» **Data provided**
####

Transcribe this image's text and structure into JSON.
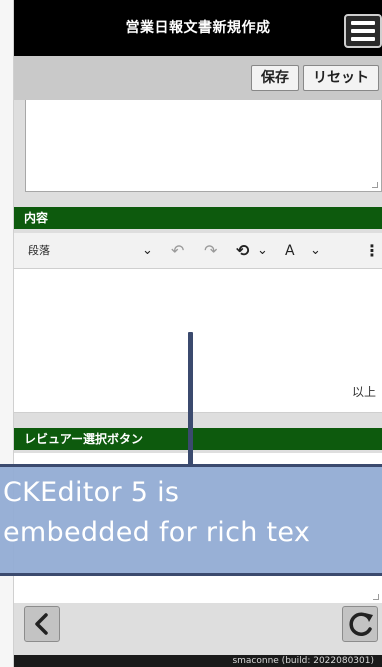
{
  "header": {
    "title": "営業日報文書新規作成",
    "menu_icon": "hamburger-menu-icon"
  },
  "toolbar": {
    "save_label": "保存",
    "reset_label": "リセット"
  },
  "sections": {
    "content_label": "内容",
    "reviewer_label": "レビュアー選択ボタン"
  },
  "editor": {
    "heading_select": "段落",
    "chevron": "⌄",
    "undo": "↶",
    "redo": "↷",
    "find_icon": "⟲",
    "font_icon": "A",
    "more_icon": "⋮",
    "closing_text": "以上"
  },
  "callout": {
    "line1": "CKEditor 5 is",
    "line2": "embedded for rich tex"
  },
  "footer": {
    "text": "smaconne (build: 2022080301)"
  },
  "colors": {
    "section_green": "#0d5a0d",
    "header_black": "#000000",
    "callout_fill": "#92acd4",
    "callout_border": "#3b4a6e"
  }
}
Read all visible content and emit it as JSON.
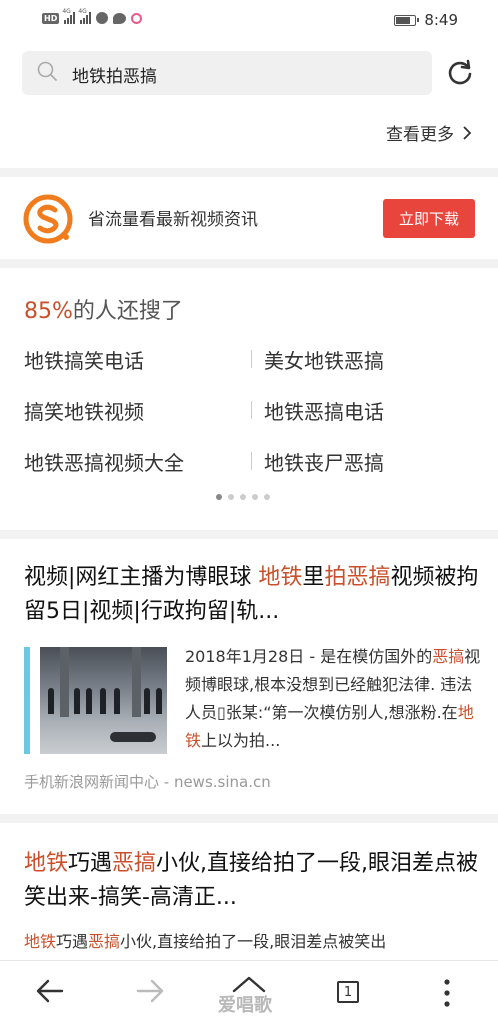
{
  "status_bar": {
    "network_badge": "HD",
    "signal1_type": "4G",
    "signal2_type": "4G",
    "time": "8:49"
  },
  "search": {
    "query": "地铁拍恶搞",
    "more_label": "查看更多"
  },
  "banner": {
    "text": "省流量看最新视频资讯",
    "button_label": "立即下载",
    "brand_color": "#f07c1e",
    "button_color": "#e8463c"
  },
  "related": {
    "title_percent": "85%",
    "title_rest": "的人还搜了",
    "items": [
      "地铁搞笑电话",
      "美女地铁恶搞",
      "搞笑地铁视频",
      "地铁恶搞电话",
      "地铁恶搞视频大全",
      "地铁丧尸恶搞"
    ],
    "page_count": 5,
    "active_page": 1
  },
  "results": [
    {
      "title_part1": "视频|网红主播为博眼球 ",
      "title_hl1": "地铁",
      "title_part2": "里",
      "title_hl2": "拍恶搞",
      "title_part3": "视频被拘留5日|视频|行政拘留|轨...",
      "snippet_part1": "2018年1月28日 - 是在模仿国外的",
      "snippet_hl1": "恶搞",
      "snippet_part2": "视频博眼球,根本没想到已经触犯法律. 违法人员",
      "snippet_glyph": "▯",
      "snippet_part3": "张某:“第一次模仿别人,想涨粉.在",
      "snippet_hl2": "地铁",
      "snippet_part4": "上以为拍...",
      "source": "手机新浪网新闻中心 - news.sina.cn"
    },
    {
      "title_hl1": "地铁",
      "title_part1": "巧遇",
      "title_hl2": "恶搞",
      "title_part2": "小伙,直接给拍了一段,眼泪差点被笑出来-搞笑-高清正...",
      "snippet_hl1": "地铁",
      "snippet_part1": "巧遇",
      "snippet_hl2": "恶搞",
      "snippet_part2": "小伙,直接给拍了一段,眼泪差点被笑出"
    }
  ],
  "bottom_nav": {
    "tab_count": "1",
    "watermark": "爱唱歌"
  },
  "colors": {
    "highlight": "#c9502b",
    "accent_blue": "#6cc7e0"
  }
}
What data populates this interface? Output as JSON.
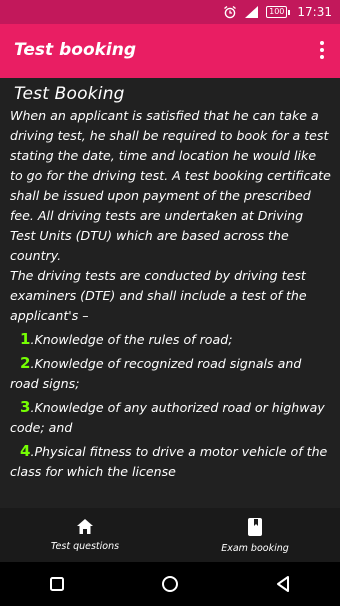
{
  "status_bar": {
    "time": "17:31",
    "battery_label": "100",
    "icons": [
      "alarm-icon",
      "signal-icon",
      "battery-icon"
    ]
  },
  "app_bar": {
    "title": "Test booking",
    "menu_icon": "overflow-menu-icon"
  },
  "content": {
    "heading": "Test Booking",
    "paragraph1": " When an applicant is satisfied that he can take a driving test, he shall be required to book for a test stating the date, time and location he would like to go for the driving test. A test booking certificate shall be issued upon payment of the prescribed fee. All driving tests are undertaken at Driving Test Units (DTU) which are based across the country.",
    "paragraph2": " The driving tests are conducted by driving test examiners (DTE) and shall include a test of the applicant's –",
    "items": [
      {
        "num": "1",
        "text": ".Knowledge of the rules of road;"
      },
      {
        "num": "2",
        "text": ".Knowledge of recognized road signals and road signs;"
      },
      {
        "num": "3",
        "text": ".Knowledge of any authorized road or highway code; and"
      },
      {
        "num": "4",
        "text": ".Physical fitness to drive a motor vehicle of the class for which the license"
      }
    ]
  },
  "bottom_nav": {
    "items": [
      {
        "label": "Test questions",
        "icon": "home-icon"
      },
      {
        "label": "Exam booking",
        "icon": "book-icon"
      }
    ]
  },
  "system_nav": {
    "icons": [
      "recents-icon",
      "home-circle-icon",
      "back-icon"
    ]
  },
  "colors": {
    "status_bar": "#c2185b",
    "app_bar": "#e91e63",
    "content_bg": "#212121",
    "list_number": "#76ff03"
  }
}
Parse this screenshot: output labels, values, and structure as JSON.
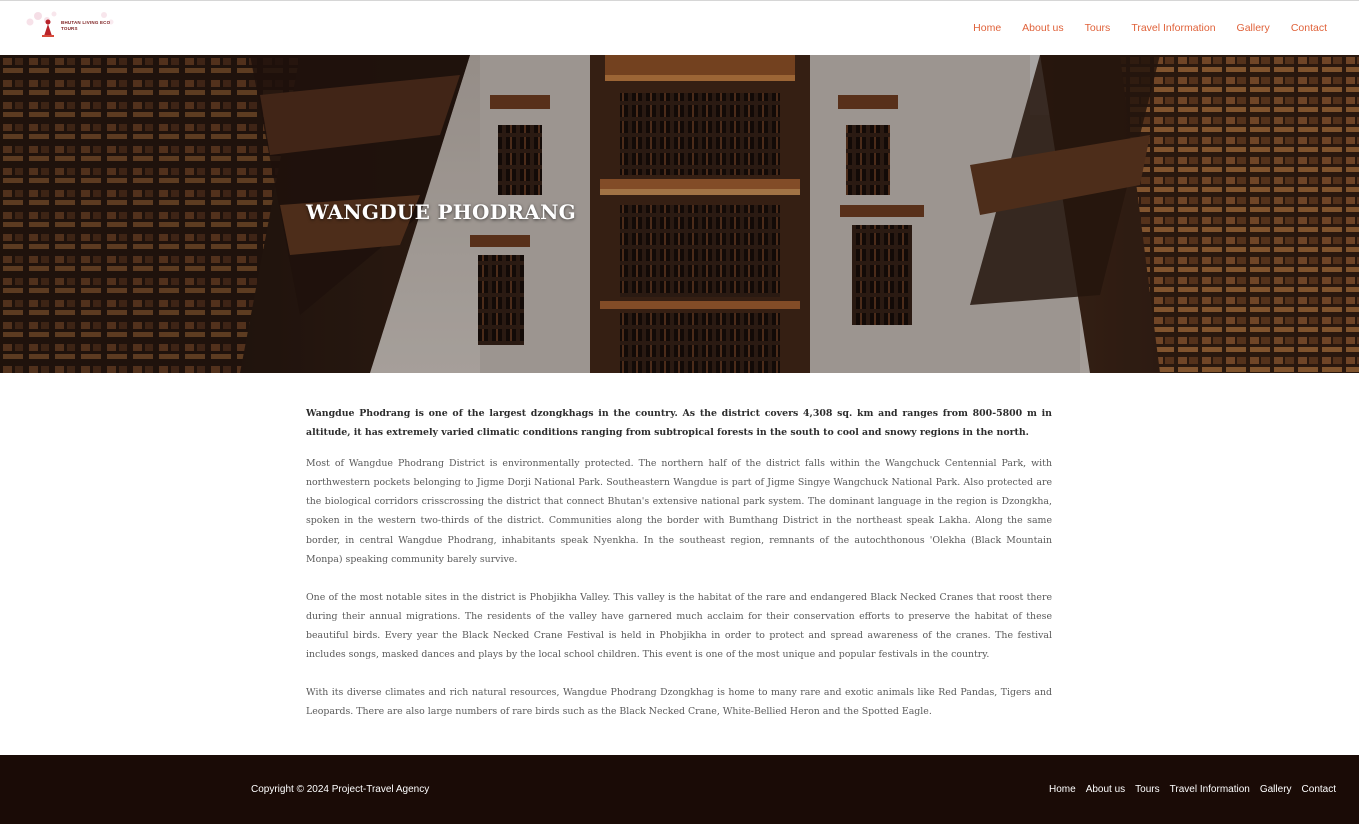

####

» **Exercise**
From the data above, copy each line that has the string "driving".

» **Solution to this problem**
    "paragraph1": " When an applicant is satisfied that he can take a driving test, he shall be required to book for a test stating the date, time and location he would like to go for the driving test. A test booking certificate shall be issued upon payment of the prescribed fee. All driving tests are undertaken at Driving Test Units (DTU) which are based across the country.",
    "paragraph2": " The driving tests are conducted by driving test examiners (DTE) and shall include a test of the applicant's –",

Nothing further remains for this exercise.